[start]

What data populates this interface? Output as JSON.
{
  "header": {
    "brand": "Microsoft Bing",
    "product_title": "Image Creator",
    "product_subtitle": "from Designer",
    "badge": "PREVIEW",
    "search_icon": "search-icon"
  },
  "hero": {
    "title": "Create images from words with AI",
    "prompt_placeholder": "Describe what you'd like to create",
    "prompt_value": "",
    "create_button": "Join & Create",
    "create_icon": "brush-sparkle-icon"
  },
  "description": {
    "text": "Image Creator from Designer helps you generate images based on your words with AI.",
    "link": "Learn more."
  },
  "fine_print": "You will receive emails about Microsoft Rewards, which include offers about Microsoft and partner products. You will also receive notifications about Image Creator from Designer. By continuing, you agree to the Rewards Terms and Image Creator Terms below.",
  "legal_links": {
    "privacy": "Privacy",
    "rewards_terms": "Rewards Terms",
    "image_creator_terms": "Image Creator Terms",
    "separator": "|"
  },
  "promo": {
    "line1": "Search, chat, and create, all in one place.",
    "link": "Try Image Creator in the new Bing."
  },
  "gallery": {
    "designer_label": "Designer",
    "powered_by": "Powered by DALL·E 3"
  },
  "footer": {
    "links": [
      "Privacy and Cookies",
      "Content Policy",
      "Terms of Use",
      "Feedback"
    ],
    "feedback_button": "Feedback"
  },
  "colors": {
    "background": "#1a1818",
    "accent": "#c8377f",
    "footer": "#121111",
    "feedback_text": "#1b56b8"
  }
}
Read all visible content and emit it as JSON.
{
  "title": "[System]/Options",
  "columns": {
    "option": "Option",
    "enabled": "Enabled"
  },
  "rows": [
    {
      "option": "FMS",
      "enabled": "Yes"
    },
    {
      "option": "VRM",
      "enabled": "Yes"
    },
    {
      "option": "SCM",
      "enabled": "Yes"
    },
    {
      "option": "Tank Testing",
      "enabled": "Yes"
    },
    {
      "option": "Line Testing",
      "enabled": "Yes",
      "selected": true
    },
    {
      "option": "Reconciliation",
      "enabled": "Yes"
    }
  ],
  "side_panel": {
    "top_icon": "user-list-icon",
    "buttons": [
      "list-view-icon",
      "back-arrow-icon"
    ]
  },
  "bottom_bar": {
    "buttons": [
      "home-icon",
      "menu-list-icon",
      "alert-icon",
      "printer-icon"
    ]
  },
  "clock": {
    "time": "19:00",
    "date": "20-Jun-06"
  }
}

[end]

(Problem statement) Reproduce every entry shown above, precisely as it stands.

(Solution to this task)
What data populates this interface? Output as JSON.
{
  "header": {
    "brand": "Microsoft Bing",
    "product_title": "Image Creator",
    "product_subtitle": "from Designer",
    "badge": "PREVIEW",
    "search_icon": "search-icon"
  },
  "hero": {
    "title": "Create images from words with AI",
    "prompt_placeholder": "Describe what you'd like to create",
    "prompt_value": "",
    "create_button": "Join & Create",
    "create_icon": "brush-sparkle-icon"
  },
  "description": {
    "text": "Image Creator from Designer helps you generate images based on your words with AI.",
    "link": "Learn more."
  },
  "fine_print": "You will receive emails about Microsoft Rewards, which include offers about Microsoft and partner products. You will also receive notifications about Image Creator from Designer. By continuing, you agree to the Rewards Terms and Image Creator Terms below.",
  "legal_links": {
    "privacy": "Privacy",
    "rewards_terms": "Rewards Terms",
    "image_creator_terms": "Image Creator Terms",
    "separator": "|"
  },
  "promo": {
    "line1": "Search, chat, and create, all in one place.",
    "link": "Try Image Creator in the new Bing."
  },
  "gallery": {
    "designer_label": "Designer",
    "powered_by": "Powered by DALL·E 3"
  },
  "footer": {
    "links": [
      "Privacy and Cookies",
      "Content Policy",
      "Terms of Use",
      "Feedback"
    ],
    "feedback_button": "Feedback"
  },
  "colors": {
    "background": "#1a1818",
    "accent": "#c8377f",
    "footer": "#121111",
    "feedback_text": "#1b56b8"
  }
}
Read all visible content and emit it as JSON.
{
  "title": "[System]/Options",
  "columns": {
    "option": "Option",
    "enabled": "Enabled"
  },
  "rows": [
    {
      "option": "FMS",
      "enabled": "Yes"
    },
    {
      "option": "VRM",
      "enabled": "Yes"
    },
    {
      "option": "SCM",
      "enabled": "Yes"
    },
    {
      "option": "Tank Testing",
      "enabled": "Yes"
    },
    {
      "option": "Line Testing",
      "enabled": "Yes",
      "selected": true
    },
    {
      "option": "Reconciliation",
      "enabled": "Yes"
    }
  ],
  "side_panel": {
    "top_icon": "user-list-icon",
    "buttons": [
      "list-view-icon",
      "back-arrow-icon"
    ]
  },
  "bottom_bar": {
    "buttons": [
      "home-icon",
      "menu-list-icon",
      "alert-icon",
      "printer-icon"
    ]
  },
  "clock": {
    "time": "19:00",
    "date": "20-Jun-06"
  }
}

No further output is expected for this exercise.